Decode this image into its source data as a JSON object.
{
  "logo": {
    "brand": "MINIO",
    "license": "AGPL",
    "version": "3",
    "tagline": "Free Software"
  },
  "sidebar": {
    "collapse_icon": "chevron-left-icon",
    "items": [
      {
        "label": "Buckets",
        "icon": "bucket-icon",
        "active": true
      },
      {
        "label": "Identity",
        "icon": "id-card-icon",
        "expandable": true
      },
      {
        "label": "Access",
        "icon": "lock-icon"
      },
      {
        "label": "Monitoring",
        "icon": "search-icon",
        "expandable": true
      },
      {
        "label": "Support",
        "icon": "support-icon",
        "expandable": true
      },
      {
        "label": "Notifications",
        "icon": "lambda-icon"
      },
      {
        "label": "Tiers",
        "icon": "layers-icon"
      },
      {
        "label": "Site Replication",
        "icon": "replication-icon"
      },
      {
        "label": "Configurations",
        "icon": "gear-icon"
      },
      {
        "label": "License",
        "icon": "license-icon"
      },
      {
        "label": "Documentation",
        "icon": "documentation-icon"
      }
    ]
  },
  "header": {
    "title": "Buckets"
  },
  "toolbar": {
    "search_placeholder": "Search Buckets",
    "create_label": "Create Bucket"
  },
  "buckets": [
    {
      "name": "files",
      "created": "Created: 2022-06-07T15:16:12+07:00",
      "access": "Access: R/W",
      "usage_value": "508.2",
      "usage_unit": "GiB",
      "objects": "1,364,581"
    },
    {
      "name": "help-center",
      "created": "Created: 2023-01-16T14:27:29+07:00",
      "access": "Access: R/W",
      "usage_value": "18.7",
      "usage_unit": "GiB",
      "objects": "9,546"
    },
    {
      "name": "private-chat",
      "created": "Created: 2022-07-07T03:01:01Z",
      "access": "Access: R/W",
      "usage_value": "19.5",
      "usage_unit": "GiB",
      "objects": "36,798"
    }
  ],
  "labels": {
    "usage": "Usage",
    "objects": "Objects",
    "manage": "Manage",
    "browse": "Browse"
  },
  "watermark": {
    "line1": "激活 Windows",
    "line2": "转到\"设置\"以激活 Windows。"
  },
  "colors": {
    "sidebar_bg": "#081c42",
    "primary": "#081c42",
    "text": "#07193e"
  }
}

What the exercise asks - Copy every line in the entries above that has the string "name" in it.

Final result -
      "name": "files",
      "name": "help-center",
      "name": "private-chat",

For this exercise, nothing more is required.